Selected text:
For elderly patients, a potential benefit–risk consideration for the DMTs dimethyl fumarate, teriflunomide, fingolimod, alemtuzumab, and ocrelizumab is their variable effect on lymphocyte counts, which occur as a consequence of their on- or off-target pharmacology (Table 2). In elderly patients, age-related immunosenescence, characterized by diminished levels and functionalities of B and T lymphocytes, may lead to a theoretically greater likelihood of lymphopenia with these DMTs [123]. One also could hypothesize that elderly patients would be less likely to experience breakthrough MS activity for the same reason. Hence, older age affects the benefit–risk ratio of DMTs and acts as a prompt for neurologists to consider hematologic monitoring when making prescribing decisions.

Data extracts:
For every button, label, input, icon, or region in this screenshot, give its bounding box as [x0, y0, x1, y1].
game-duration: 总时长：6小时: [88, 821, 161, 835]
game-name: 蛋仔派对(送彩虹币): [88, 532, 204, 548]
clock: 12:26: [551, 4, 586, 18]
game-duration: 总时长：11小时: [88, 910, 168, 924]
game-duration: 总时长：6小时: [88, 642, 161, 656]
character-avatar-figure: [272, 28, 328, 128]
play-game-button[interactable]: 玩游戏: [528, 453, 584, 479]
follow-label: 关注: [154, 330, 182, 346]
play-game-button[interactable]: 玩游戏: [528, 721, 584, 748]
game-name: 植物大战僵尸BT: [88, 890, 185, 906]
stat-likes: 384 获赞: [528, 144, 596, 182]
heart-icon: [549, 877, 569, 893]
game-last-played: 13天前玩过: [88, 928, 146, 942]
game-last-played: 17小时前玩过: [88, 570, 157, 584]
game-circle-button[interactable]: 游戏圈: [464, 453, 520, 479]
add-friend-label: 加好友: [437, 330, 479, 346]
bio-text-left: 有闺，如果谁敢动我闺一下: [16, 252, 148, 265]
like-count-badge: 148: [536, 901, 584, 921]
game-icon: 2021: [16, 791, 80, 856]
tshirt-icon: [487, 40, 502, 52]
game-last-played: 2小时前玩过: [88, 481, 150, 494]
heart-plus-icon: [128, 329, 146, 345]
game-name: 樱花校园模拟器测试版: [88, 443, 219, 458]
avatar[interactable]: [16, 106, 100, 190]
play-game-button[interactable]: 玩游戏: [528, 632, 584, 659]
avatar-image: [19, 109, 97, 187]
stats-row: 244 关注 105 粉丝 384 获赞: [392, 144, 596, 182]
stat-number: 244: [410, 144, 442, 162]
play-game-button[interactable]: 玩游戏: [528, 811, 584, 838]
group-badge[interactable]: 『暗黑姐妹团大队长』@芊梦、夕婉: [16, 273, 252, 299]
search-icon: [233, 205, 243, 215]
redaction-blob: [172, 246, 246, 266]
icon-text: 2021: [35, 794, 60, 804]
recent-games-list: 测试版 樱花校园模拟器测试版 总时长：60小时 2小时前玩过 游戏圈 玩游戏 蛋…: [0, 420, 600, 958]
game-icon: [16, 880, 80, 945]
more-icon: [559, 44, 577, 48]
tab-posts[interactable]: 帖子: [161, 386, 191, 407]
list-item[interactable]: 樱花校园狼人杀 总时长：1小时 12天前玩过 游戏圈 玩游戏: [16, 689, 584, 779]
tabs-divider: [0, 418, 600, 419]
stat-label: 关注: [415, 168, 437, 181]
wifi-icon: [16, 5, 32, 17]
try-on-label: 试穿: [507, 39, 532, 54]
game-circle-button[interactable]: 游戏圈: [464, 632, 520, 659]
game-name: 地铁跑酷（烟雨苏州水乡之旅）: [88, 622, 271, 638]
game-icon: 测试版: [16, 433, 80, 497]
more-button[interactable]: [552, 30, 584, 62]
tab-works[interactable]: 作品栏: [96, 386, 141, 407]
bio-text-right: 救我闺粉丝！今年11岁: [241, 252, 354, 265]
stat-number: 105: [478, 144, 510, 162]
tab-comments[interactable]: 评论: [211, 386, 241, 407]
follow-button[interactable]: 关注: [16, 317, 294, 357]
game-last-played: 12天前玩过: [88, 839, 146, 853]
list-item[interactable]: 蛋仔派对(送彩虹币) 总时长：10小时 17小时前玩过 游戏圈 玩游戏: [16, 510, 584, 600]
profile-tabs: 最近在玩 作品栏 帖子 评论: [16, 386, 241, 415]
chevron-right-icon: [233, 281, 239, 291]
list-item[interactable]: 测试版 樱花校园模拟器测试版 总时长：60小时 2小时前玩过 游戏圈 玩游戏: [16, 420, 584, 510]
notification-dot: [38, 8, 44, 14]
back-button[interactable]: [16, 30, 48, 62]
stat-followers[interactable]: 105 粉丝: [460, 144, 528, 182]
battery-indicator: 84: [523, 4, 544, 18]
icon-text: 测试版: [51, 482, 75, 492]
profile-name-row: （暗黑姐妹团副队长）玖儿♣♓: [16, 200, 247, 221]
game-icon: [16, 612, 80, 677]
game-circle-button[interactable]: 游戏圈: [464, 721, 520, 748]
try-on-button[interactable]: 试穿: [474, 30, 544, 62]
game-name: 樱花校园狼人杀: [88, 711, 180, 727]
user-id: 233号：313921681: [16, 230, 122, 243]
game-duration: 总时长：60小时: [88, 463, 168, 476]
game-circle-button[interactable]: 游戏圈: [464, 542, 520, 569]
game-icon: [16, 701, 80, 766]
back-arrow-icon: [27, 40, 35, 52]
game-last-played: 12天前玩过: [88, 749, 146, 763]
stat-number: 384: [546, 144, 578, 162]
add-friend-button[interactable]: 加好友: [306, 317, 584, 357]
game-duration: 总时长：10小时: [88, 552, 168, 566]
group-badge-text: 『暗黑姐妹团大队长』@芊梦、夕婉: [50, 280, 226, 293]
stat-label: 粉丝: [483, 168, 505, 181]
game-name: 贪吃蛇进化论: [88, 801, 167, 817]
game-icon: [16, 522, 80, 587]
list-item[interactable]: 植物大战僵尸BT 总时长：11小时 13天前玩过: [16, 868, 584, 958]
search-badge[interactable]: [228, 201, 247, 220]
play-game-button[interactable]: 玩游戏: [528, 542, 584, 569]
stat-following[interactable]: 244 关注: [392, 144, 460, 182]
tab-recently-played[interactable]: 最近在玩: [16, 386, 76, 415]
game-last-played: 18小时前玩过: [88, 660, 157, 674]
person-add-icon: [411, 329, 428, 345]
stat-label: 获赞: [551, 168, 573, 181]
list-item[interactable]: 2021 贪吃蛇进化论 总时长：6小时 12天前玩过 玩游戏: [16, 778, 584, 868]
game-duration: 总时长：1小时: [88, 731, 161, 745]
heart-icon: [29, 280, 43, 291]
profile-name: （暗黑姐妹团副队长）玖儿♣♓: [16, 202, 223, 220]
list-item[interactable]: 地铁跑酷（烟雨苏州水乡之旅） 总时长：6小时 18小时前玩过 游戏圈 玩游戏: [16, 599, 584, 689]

Questions on the material:
A: In the passage on DMTs in elderly patients, how would the stretch from "For elderly patients, a" through "making prescribing decisions." read with "neurologists" replaced by "clinicians"?
B: Does the passage on DMTs in elderly patients support each of these statements: (i) age-related immunosenescence involves diminished levels of B and T lymphocytes; (ii) elderly patients could be hypothesized to be more likely to experience breakthrough MS activity; (iii) older age prompts neurologists to consider hematologic monitoring? Answer yes or no for each and quote the deciding words.
C: How would you continue the passage on DMTs in elderly patients from its last sentence?

Exercise responses:
A:
For elderly patients, a potential benefit–risk consideration for the DMTs dimethyl fumarate, teriflunomide, fingolimod, alemtuzumab, and ocrelizumab is their variable effect on lymphocyte counts, which occur as a consequence of their on- or off-target pharmacology (Table 2). In elderly patients, age-related immunosenescence, characterized by diminished levels and functionalities of B and T lymphocytes, may lead to a theoretically greater likelihood of lymphopenia with these DMTs [123]. One also could hypothesize that elderly patients would be less likely to experience breakthrough MS activity for the same reason. Hence, older age affects the benefit–risk ratio of DMTs and acts as a prompt for clinicians to consider hematologic monitoring when making prescribing decisions.

B:
(i) Yes: "age-related immunosenescence, characterized by diminished levels and functionalities of B and T lymphocytes"
(ii) No: "elderly patients would be less likely to experience breakthrough MS activity"
(iii) Yes: "acts as a prompt for neurologists to consider hematologic monitoring when making prescribing decisions"

C:
Progress toward development of pharmacogenetics- and biomarker-based approaches to individualize treatments according to patient and DMT characteristics is in its infancy [124, 125]. In the meantime, other factors on which to base these decisions include patient preferences, lifestyle and beliefs, comorbidities and concomitant medications, immunization status, family planning, and age. The first three factors have a profound influence on adherence to medication; poor adherence predisposes the patient to suboptimal clinical, neuroradiologic, health-related quality of life, and pharmacoeconomic outcomes [126,127,128,129,130,131].

Conclusions

The topics raised in our review also are emphasized in initial draft guidelines for the treatment of MS drawn up by the European Academy of Neurology, European Committee for Treatment and Research in Multiple Sclerosis, and American Academy of Neurology [132, 133]. Because both documents are highly data driven, there is no recommendation provided for selecting one DMT over another. Instead, the appropriate choice of DMT is the one that the practicing neurologist rationalizes will provide the level of efficacy warranted by the recent disease activity, balanced by patient safety and preferences.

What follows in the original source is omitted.